Method and structural element for erecting a building and building thus formed

Abstract

 The invention relates to a method of erecting a building in which panels are formed by pouring a filling substance in chute spaces against erected networks. According to a known method of that kind prior to casting the concrete the networks are fastened to a scaffolding frame, which is removed after the concrete has cured. Releasably securing the networks to the scaffolding frame is an operation requiring craftsmanship.
The invention has for its object to provide a simple method. For this purpose, in the method embodying the invention, the panels are formed by chute spaces which are formed by filling with a filling substance structural elements consisting of frameworks and networks carried by said frameworks.

Description

[0001] The invention relates to a method of erecting a building in which panels are formed by pouring a filling substance in chute spaces against erected networks.

[0002] Such a method is known from Dutch Patent Specification 41,677. Herein prior to casting the concrete the networks are fastened to a scaffolding frame, which is removed after the concrete has cured. Releasably securing the networks to the scaffolding frame is an operation requiring craftsmanship.

- PROVIDED DATA:
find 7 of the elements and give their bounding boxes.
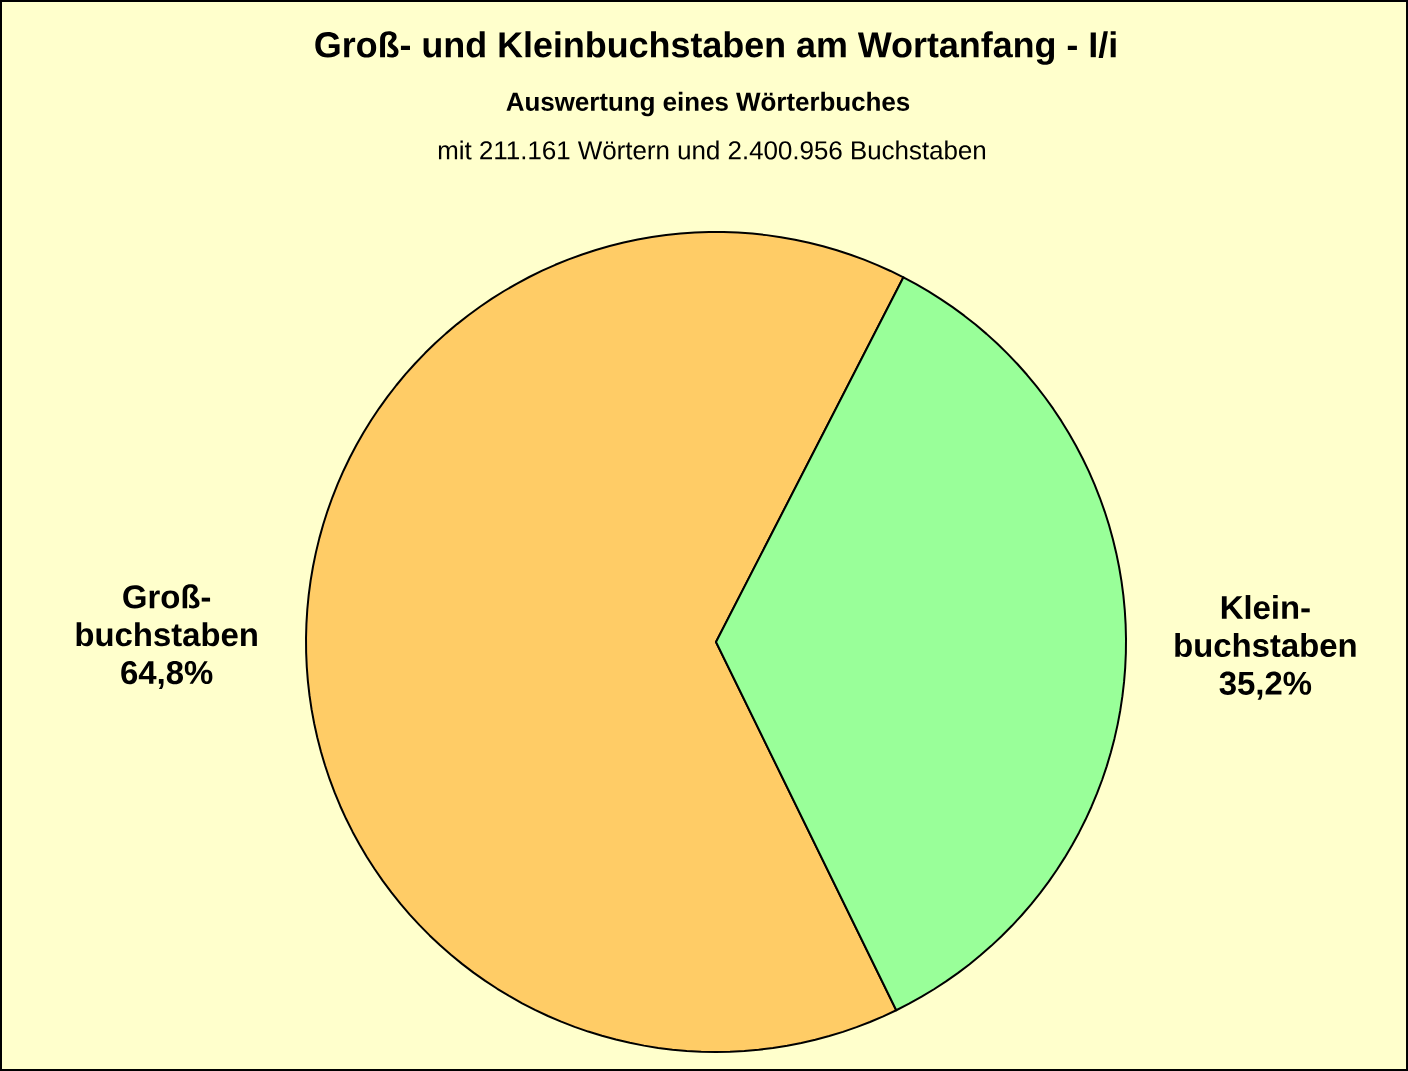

- REQUEST A:
Set down the passage of the building-method text from "The invention has" up to and including "by said frameworks.", word for word.
- REQUEST B:
Take the building-method text further, starting after its last sentence.

- EXPECTED OUTPUT A:
The invention has for its object to provide a simple method. For this purpose, in the method embodying the invention, the panels are formed by chute spaces which are formed by filling with a filling substance structural elements consisting of frameworks and networks carried by said frameworks.

- EXPECTED OUTPUT B:
[0003] The invention has for its object to provide a simple method. For this purpose, in the method embodying the invention, the panels are formed by chute spaces which are formed by filling with a filling substance structural elements consisting of frameworks and networks carried by said frameworks.

[0004] In this method the building derives its solidity in the first place from the structural elements, whilst the filling substance contributes to the deformation resistance and to the preservation of the relative positions of said structural elements. According to the invention buildings of different shapes and dimensions can be readily established with a rectangular module.

[0005] The filling substance may be locally available rubble so .that at the same time the problem of rubble removal is solved. The rubble may be a heterogenous mass and may consist of coarse or small lumps and grains.

[0006] Preferably the rubble is broken up into lumps of a size equal to the order of magnitude of the mesh of the network. In this way a firm engagement between the network and the debris lumps therein is obtained.

[0007] The building according to the invention is resistant to earthquakes and-fire both after and during the building activities. The local population is capable of carrying this method into effect within a short period of time, which may help to overcome the apathy that may be felt after an earthquake.

[0008] It is preferred to use as a filling substance alternating layers of rubble and binder such as mortar in the receiving space. It is then not necessary to mix in advance the rubble and the mortar, whilst'finally adequate adhesion between mortar and rubble is nevertheless obtained. The rubble-filled panels have satisfactory insulating and climatological properties, particularly because of the inertia in heating up and cooling down.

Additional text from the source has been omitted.